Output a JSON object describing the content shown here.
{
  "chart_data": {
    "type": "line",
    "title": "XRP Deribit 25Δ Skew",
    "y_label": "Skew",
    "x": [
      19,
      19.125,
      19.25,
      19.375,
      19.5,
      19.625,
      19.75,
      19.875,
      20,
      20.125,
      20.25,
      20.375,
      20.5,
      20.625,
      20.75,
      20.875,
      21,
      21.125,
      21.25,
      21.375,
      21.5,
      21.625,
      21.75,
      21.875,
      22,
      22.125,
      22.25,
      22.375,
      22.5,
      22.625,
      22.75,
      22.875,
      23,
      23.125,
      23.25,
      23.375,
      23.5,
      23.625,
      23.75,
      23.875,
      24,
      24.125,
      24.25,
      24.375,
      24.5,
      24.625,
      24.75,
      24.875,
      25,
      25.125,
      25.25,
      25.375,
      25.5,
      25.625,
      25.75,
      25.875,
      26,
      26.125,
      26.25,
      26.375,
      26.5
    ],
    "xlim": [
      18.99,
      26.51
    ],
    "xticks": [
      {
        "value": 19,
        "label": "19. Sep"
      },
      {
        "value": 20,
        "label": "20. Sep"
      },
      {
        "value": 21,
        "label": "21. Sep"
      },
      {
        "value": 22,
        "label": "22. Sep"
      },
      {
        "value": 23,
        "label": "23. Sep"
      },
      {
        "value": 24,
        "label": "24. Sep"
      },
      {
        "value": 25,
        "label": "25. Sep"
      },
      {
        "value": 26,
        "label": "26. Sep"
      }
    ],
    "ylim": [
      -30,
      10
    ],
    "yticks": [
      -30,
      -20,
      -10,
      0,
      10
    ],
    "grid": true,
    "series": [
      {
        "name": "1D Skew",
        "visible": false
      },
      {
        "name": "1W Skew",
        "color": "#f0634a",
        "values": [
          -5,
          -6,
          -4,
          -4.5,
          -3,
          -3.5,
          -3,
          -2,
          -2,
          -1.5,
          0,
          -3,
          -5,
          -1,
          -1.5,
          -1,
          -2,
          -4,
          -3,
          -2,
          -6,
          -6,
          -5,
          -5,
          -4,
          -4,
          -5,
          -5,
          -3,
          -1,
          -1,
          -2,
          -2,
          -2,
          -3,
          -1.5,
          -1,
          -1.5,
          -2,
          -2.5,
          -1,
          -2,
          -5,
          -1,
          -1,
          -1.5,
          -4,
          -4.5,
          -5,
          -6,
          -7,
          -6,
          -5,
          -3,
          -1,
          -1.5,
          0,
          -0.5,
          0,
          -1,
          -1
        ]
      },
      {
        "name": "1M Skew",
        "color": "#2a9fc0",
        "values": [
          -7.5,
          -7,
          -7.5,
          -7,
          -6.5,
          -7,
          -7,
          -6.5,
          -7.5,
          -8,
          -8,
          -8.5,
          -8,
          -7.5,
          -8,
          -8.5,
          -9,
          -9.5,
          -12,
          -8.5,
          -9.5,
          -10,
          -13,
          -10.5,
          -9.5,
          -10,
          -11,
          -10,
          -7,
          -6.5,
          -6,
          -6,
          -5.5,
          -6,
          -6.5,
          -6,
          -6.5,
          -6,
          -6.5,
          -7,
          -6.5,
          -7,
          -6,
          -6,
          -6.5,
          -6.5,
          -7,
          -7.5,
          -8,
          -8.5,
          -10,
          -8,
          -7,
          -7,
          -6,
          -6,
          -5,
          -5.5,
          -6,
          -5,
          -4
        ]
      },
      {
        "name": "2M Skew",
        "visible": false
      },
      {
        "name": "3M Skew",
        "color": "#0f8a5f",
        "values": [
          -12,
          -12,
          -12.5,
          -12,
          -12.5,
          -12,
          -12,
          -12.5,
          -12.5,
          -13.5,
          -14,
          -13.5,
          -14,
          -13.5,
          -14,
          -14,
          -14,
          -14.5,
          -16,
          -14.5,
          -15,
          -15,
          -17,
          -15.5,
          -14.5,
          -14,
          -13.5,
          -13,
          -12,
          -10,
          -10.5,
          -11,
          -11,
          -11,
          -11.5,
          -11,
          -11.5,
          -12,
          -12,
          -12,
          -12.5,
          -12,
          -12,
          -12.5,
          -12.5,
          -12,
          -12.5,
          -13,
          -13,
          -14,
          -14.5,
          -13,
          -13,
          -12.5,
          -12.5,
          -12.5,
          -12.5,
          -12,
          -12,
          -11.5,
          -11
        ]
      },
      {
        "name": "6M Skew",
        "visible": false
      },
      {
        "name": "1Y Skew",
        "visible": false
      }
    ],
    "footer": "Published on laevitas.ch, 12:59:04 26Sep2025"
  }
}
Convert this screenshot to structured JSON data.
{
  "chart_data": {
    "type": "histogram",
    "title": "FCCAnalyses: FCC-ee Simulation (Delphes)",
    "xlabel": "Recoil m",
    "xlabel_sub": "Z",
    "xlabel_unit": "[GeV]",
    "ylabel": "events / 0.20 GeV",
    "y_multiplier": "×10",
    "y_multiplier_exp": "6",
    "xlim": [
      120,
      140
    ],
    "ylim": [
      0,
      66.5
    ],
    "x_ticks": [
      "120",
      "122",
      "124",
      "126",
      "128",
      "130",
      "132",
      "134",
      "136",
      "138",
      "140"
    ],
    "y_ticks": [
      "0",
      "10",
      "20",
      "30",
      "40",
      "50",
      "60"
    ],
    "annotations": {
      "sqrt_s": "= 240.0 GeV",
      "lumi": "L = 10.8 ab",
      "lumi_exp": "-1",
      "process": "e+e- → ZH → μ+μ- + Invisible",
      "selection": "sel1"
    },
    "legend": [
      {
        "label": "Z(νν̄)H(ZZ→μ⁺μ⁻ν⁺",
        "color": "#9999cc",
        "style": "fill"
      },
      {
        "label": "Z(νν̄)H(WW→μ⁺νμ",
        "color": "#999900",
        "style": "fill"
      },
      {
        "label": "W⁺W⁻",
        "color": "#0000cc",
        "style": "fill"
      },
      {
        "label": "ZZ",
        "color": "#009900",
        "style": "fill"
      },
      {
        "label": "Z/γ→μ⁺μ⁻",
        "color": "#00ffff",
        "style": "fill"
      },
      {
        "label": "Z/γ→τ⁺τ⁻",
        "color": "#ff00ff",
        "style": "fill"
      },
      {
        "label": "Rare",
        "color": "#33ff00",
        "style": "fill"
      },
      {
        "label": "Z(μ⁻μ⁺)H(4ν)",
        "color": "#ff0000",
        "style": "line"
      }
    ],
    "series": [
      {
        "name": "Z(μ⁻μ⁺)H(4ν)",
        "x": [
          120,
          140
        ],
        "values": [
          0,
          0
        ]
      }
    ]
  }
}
◆ ◆ ◆
- [Problem requirements] How many lines in the records hold the string "Skew"? Reply with the number alone.

- [Written answer] 9